• Required task: Extract all lines in the data that contain the word "primitives".

• Materials provided:
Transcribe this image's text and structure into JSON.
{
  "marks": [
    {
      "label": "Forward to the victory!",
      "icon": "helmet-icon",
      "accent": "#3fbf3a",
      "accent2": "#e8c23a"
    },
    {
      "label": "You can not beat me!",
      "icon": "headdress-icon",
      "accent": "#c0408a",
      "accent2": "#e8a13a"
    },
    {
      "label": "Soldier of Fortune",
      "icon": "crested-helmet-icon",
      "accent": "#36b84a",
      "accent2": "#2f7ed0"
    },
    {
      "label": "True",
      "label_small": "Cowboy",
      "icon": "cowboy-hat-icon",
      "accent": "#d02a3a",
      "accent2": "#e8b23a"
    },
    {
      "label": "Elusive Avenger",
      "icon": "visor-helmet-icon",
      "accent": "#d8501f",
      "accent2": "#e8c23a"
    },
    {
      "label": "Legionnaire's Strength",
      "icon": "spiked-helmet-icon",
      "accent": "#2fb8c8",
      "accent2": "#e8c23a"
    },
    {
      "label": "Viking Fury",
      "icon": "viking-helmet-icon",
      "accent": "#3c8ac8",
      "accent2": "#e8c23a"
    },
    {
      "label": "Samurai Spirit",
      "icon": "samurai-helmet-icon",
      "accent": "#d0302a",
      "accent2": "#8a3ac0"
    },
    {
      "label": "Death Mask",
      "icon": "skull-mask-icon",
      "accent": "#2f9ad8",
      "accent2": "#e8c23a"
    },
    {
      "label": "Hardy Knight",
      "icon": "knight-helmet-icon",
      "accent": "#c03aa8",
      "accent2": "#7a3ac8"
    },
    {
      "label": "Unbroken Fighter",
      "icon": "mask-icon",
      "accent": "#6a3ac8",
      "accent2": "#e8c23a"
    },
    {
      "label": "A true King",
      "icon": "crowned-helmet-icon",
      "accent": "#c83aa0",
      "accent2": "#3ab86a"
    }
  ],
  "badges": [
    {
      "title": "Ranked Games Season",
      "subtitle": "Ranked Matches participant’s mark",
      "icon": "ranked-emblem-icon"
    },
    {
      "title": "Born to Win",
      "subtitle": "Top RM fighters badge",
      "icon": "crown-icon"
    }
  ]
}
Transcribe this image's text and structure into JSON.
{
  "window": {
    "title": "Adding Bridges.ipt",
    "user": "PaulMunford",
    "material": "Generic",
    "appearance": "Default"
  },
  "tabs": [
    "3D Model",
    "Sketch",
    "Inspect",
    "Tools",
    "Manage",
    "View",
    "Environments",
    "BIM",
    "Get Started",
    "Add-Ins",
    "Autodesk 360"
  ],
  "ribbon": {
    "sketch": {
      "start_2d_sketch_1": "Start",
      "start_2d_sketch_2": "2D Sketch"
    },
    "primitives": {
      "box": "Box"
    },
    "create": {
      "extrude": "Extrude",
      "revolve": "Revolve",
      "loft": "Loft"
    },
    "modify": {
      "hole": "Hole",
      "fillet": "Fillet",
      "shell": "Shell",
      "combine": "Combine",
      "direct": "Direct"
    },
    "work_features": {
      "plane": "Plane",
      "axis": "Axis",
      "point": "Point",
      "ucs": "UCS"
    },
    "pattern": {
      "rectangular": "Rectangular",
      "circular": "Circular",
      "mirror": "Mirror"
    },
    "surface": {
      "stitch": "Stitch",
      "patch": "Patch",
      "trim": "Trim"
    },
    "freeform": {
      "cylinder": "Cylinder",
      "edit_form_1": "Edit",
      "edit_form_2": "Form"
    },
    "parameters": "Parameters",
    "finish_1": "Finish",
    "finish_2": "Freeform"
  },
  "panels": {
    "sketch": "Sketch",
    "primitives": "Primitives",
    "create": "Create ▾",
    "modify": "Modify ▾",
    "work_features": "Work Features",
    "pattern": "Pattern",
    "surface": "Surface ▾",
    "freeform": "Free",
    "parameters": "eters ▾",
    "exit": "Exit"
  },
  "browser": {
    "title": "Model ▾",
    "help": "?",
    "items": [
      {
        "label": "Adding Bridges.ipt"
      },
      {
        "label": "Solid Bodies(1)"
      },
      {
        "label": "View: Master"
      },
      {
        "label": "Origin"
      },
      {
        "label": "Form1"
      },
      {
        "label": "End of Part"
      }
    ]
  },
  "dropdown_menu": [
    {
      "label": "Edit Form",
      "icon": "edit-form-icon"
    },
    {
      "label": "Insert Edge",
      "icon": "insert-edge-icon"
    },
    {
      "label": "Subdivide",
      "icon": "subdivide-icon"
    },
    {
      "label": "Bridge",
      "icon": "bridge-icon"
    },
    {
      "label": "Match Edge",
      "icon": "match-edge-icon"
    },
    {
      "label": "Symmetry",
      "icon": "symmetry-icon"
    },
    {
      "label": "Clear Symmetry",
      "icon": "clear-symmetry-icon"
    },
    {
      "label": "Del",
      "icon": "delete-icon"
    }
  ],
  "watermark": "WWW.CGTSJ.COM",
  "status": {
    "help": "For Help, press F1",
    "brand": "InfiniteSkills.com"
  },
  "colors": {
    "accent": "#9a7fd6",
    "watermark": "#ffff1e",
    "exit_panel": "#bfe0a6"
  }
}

• Written solution:
    "primitives": {
    "primitives": "Primitives",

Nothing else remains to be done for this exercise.